======== Provided entries

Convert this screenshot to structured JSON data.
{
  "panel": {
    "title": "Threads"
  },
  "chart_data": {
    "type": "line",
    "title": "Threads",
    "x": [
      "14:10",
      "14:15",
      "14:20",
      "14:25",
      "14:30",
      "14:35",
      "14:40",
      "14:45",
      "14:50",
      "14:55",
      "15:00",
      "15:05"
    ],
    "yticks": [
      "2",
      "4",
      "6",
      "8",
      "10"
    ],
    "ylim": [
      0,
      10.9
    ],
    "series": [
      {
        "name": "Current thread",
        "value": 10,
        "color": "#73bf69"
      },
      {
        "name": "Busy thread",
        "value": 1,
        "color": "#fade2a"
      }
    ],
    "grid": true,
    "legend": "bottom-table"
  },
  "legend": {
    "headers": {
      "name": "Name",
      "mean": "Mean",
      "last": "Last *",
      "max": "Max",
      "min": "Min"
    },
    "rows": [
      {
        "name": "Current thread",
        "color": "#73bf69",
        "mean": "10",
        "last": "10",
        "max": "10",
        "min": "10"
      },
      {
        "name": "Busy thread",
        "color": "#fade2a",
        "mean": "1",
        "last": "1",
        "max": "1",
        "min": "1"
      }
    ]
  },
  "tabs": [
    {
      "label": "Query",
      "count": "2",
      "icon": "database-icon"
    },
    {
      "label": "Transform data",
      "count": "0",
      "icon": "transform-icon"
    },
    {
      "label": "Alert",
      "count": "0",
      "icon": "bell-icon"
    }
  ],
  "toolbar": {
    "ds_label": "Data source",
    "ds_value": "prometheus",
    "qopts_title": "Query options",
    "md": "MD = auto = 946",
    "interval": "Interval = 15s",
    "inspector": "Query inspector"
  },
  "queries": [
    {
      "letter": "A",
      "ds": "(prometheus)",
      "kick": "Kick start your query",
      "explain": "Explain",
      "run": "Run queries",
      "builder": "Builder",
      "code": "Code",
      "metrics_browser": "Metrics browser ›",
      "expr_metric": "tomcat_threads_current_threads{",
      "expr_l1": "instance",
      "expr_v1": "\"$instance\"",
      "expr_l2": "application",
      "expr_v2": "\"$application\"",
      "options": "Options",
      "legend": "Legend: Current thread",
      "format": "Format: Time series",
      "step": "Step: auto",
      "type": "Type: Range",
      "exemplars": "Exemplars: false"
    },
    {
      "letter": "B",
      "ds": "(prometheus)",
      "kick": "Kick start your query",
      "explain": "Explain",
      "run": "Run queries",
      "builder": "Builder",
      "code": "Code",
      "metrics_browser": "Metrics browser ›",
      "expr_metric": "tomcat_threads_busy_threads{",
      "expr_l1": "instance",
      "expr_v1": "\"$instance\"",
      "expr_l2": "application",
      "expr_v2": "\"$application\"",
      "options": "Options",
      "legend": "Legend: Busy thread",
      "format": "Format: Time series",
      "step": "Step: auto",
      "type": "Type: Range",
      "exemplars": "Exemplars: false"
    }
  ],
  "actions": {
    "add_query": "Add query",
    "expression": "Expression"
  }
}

================

The task: Write out the full listing exactly as given.

Reply to the task:
Convert this screenshot to structured JSON data.
{
  "panel": {
    "title": "Threads"
  },
  "chart_data": {
    "type": "line",
    "title": "Threads",
    "x": [
      "14:10",
      "14:15",
      "14:20",
      "14:25",
      "14:30",
      "14:35",
      "14:40",
      "14:45",
      "14:50",
      "14:55",
      "15:00",
      "15:05"
    ],
    "yticks": [
      "2",
      "4",
      "6",
      "8",
      "10"
    ],
    "ylim": [
      0,
      10.9
    ],
    "series": [
      {
        "name": "Current thread",
        "value": 10,
        "color": "#73bf69"
      },
      {
        "name": "Busy thread",
        "value": 1,
        "color": "#fade2a"
      }
    ],
    "grid": true,
    "legend": "bottom-table"
  },
  "legend": {
    "headers": {
      "name": "Name",
      "mean": "Mean",
      "last": "Last *",
      "max": "Max",
      "min": "Min"
    },
    "rows": [
      {
        "name": "Current thread",
        "color": "#73bf69",
        "mean": "10",
        "last": "10",
        "max": "10",
        "min": "10"
      },
      {
        "name": "Busy thread",
        "color": "#fade2a",
        "mean": "1",
        "last": "1",
        "max": "1",
        "min": "1"
      }
    ]
  },
  "tabs": [
    {
      "label": "Query",
      "count": "2",
      "icon": "database-icon"
    },
    {
      "label": "Transform data",
      "count": "0",
      "icon": "transform-icon"
    },
    {
      "label": "Alert",
      "count": "0",
      "icon": "bell-icon"
    }
  ],
  "toolbar": {
    "ds_label": "Data source",
    "ds_value": "prometheus",
    "qopts_title": "Query options",
    "md": "MD = auto = 946",
    "interval": "Interval = 15s",
    "inspector": "Query inspector"
  },
  "queries": [
    {
      "letter": "A",
      "ds": "(prometheus)",
      "kick": "Kick start your query",
      "explain": "Explain",
      "run": "Run queries",
      "builder": "Builder",
      "code": "Code",
      "metrics_browser": "Metrics browser ›",
      "expr_metric": "tomcat_threads_current_threads{",
      "expr_l1": "instance",
      "expr_v1": "\"$instance\"",
      "expr_l2": "application",
      "expr_v2": "\"$application\"",
      "options": "Options",
      "legend": "Legend: Current thread",
      "format": "Format: Time series",
      "step": "Step: auto",
      "type": "Type: Range",
      "exemplars": "Exemplars: false"
    },
    {
      "letter": "B",
      "ds": "(prometheus)",
      "kick": "Kick start your query",
      "explain": "Explain",
      "run": "Run queries",
      "builder": "Builder",
      "code": "Code",
      "metrics_browser": "Metrics browser ›",
      "expr_metric": "tomcat_threads_busy_threads{",
      "expr_l1": "instance",
      "expr_v1": "\"$instance\"",
      "expr_l2": "application",
      "expr_v2": "\"$application\"",
      "options": "Options",
      "legend": "Legend: Busy thread",
      "format": "Format: Time series",
      "step": "Step: auto",
      "type": "Type: Range",
      "exemplars": "Exemplars: false"
    }
  ],
  "actions": {
    "add_query": "Add query",
    "expression": "Expression"
  }
}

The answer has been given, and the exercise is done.